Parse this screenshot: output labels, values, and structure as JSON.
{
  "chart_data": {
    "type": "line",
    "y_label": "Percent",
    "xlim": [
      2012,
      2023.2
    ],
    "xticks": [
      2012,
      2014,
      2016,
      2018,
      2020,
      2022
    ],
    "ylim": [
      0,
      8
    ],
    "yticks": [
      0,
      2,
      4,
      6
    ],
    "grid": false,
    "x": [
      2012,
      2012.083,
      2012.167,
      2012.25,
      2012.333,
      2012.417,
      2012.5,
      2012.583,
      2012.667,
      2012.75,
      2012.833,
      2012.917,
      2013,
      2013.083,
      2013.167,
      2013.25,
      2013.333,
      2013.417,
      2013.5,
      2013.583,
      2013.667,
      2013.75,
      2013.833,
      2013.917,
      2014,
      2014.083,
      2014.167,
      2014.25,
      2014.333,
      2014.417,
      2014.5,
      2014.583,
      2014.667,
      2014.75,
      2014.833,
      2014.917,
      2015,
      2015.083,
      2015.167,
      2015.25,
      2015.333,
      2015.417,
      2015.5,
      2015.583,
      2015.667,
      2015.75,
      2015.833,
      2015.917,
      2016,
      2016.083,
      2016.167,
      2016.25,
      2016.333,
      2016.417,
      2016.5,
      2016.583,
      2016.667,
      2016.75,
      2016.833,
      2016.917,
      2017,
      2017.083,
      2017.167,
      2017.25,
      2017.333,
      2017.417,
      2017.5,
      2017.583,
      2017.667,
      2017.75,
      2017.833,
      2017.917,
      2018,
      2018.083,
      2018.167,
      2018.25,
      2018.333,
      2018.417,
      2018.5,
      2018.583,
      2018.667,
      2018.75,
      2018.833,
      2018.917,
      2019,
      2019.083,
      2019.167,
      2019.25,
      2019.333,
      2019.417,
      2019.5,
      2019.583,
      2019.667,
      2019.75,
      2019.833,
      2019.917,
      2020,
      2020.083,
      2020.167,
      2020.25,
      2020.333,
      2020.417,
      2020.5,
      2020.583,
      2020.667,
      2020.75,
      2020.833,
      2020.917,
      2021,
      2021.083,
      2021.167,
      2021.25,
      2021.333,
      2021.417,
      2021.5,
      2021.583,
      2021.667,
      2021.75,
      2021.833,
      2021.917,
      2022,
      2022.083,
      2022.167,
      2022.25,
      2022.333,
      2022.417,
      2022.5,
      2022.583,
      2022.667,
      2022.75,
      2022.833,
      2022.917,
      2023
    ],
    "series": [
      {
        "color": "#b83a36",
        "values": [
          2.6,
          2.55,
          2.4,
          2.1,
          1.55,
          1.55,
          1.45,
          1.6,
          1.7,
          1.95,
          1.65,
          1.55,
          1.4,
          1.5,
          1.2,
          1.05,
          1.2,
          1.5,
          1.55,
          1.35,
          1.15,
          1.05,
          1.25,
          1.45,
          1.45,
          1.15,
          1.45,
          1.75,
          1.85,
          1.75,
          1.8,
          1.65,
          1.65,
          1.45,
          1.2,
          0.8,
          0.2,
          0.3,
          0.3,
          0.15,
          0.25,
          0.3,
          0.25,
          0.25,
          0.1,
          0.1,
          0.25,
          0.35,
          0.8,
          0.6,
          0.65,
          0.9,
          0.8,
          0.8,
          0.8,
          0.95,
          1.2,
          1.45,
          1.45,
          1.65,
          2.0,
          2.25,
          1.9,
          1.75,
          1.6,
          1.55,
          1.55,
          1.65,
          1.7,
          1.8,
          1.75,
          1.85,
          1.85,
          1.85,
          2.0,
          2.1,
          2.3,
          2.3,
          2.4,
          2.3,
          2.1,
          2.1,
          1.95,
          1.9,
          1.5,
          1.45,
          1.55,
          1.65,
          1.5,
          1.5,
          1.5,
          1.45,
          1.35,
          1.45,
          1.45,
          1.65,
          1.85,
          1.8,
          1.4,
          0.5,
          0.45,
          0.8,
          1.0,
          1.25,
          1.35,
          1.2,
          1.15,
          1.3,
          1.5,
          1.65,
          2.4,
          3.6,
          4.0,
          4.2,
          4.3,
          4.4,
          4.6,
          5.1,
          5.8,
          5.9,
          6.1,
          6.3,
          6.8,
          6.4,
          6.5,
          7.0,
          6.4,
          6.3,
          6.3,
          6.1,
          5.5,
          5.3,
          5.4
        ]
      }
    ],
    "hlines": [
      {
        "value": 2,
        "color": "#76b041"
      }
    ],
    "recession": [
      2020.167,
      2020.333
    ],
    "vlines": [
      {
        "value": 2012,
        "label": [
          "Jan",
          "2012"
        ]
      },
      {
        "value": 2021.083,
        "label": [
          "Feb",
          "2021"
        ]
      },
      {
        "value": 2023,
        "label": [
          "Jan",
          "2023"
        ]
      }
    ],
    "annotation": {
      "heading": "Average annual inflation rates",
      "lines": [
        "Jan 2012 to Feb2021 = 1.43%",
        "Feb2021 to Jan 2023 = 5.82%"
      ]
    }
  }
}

# [Stated task]
Write the material out exactly, with nothing left out.

# [Reply to the exercise]
Parse this screenshot: output labels, values, and structure as JSON.
{
  "chart_data": {
    "type": "line",
    "y_label": "Percent",
    "xlim": [
      2012,
      2023.2
    ],
    "xticks": [
      2012,
      2014,
      2016,
      2018,
      2020,
      2022
    ],
    "ylim": [
      0,
      8
    ],
    "yticks": [
      0,
      2,
      4,
      6
    ],
    "grid": false,
    "x": [
      2012,
      2012.083,
      2012.167,
      2012.25,
      2012.333,
      2012.417,
      2012.5,
      2012.583,
      2012.667,
      2012.75,
      2012.833,
      2012.917,
      2013,
      2013.083,
      2013.167,
      2013.25,
      2013.333,
      2013.417,
      2013.5,
      2013.583,
      2013.667,
      2013.75,
      2013.833,
      2013.917,
      2014,
      2014.083,
      2014.167,
      2014.25,
      2014.333,
      2014.417,
      2014.5,
      2014.583,
      2014.667,
      2014.75,
      2014.833,
      2014.917,
      2015,
      2015.083,
      2015.167,
      2015.25,
      2015.333,
      2015.417,
      2015.5,
      2015.583,
      2015.667,
      2015.75,
      2015.833,
      2015.917,
      2016,
      2016.083,
      2016.167,
      2016.25,
      2016.333,
      2016.417,
      2016.5,
      2016.583,
      2016.667,
      2016.75,
      2016.833,
      2016.917,
      2017,
      2017.083,
      2017.167,
      2017.25,
      2017.333,
      2017.417,
      2017.5,
      2017.583,
      2017.667,
      2017.75,
      2017.833,
      2017.917,
      2018,
      2018.083,
      2018.167,
      2018.25,
      2018.333,
      2018.417,
      2018.5,
      2018.583,
      2018.667,
      2018.75,
      2018.833,
      2018.917,
      2019,
      2019.083,
      2019.167,
      2019.25,
      2019.333,
      2019.417,
      2019.5,
      2019.583,
      2019.667,
      2019.75,
      2019.833,
      2019.917,
      2020,
      2020.083,
      2020.167,
      2020.25,
      2020.333,
      2020.417,
      2020.5,
      2020.583,
      2020.667,
      2020.75,
      2020.833,
      2020.917,
      2021,
      2021.083,
      2021.167,
      2021.25,
      2021.333,
      2021.417,
      2021.5,
      2021.583,
      2021.667,
      2021.75,
      2021.833,
      2021.917,
      2022,
      2022.083,
      2022.167,
      2022.25,
      2022.333,
      2022.417,
      2022.5,
      2022.583,
      2022.667,
      2022.75,
      2022.833,
      2022.917,
      2023
    ],
    "series": [
      {
        "color": "#b83a36",
        "values": [
          2.6,
          2.55,
          2.4,
          2.1,
          1.55,
          1.55,
          1.45,
          1.6,
          1.7,
          1.95,
          1.65,
          1.55,
          1.4,
          1.5,
          1.2,
          1.05,
          1.2,
          1.5,
          1.55,
          1.35,
          1.15,
          1.05,
          1.25,
          1.45,
          1.45,
          1.15,
          1.45,
          1.75,
          1.85,
          1.75,
          1.8,
          1.65,
          1.65,
          1.45,
          1.2,
          0.8,
          0.2,
          0.3,
          0.3,
          0.15,
          0.25,
          0.3,
          0.25,
          0.25,
          0.1,
          0.1,
          0.25,
          0.35,
          0.8,
          0.6,
          0.65,
          0.9,
          0.8,
          0.8,
          0.8,
          0.95,
          1.2,
          1.45,
          1.45,
          1.65,
          2.0,
          2.25,
          1.9,
          1.75,
          1.6,
          1.55,
          1.55,
          1.65,
          1.7,
          1.8,
          1.75,
          1.85,
          1.85,
          1.85,
          2.0,
          2.1,
          2.3,
          2.3,
          2.4,
          2.3,
          2.1,
          2.1,
          1.95,
          1.9,
          1.5,
          1.45,
          1.55,
          1.65,
          1.5,
          1.5,
          1.5,
          1.45,
          1.35,
          1.45,
          1.45,
          1.65,
          1.85,
          1.8,
          1.4,
          0.5,
          0.45,
          0.8,
          1.0,
          1.25,
          1.35,
          1.2,
          1.15,
          1.3,
          1.5,
          1.65,
          2.4,
          3.6,
          4.0,
          4.2,
          4.3,
          4.4,
          4.6,
          5.1,
          5.8,
          5.9,
          6.1,
          6.3,
          6.8,
          6.4,
          6.5,
          7.0,
          6.4,
          6.3,
          6.3,
          6.1,
          5.5,
          5.3,
          5.4
        ]
      }
    ],
    "hlines": [
      {
        "value": 2,
        "color": "#76b041"
      }
    ],
    "recession": [
      2020.167,
      2020.333
    ],
    "vlines": [
      {
        "value": 2012,
        "label": [
          "Jan",
          "2012"
        ]
      },
      {
        "value": 2021.083,
        "label": [
          "Feb",
          "2021"
        ]
      },
      {
        "value": 2023,
        "label": [
          "Jan",
          "2023"
        ]
      }
    ],
    "annotation": {
      "heading": "Average annual inflation rates",
      "lines": [
        "Jan 2012 to Feb2021 = 1.43%",
        "Feb2021 to Jan 2023 = 5.82%"
      ]
    }
  }
}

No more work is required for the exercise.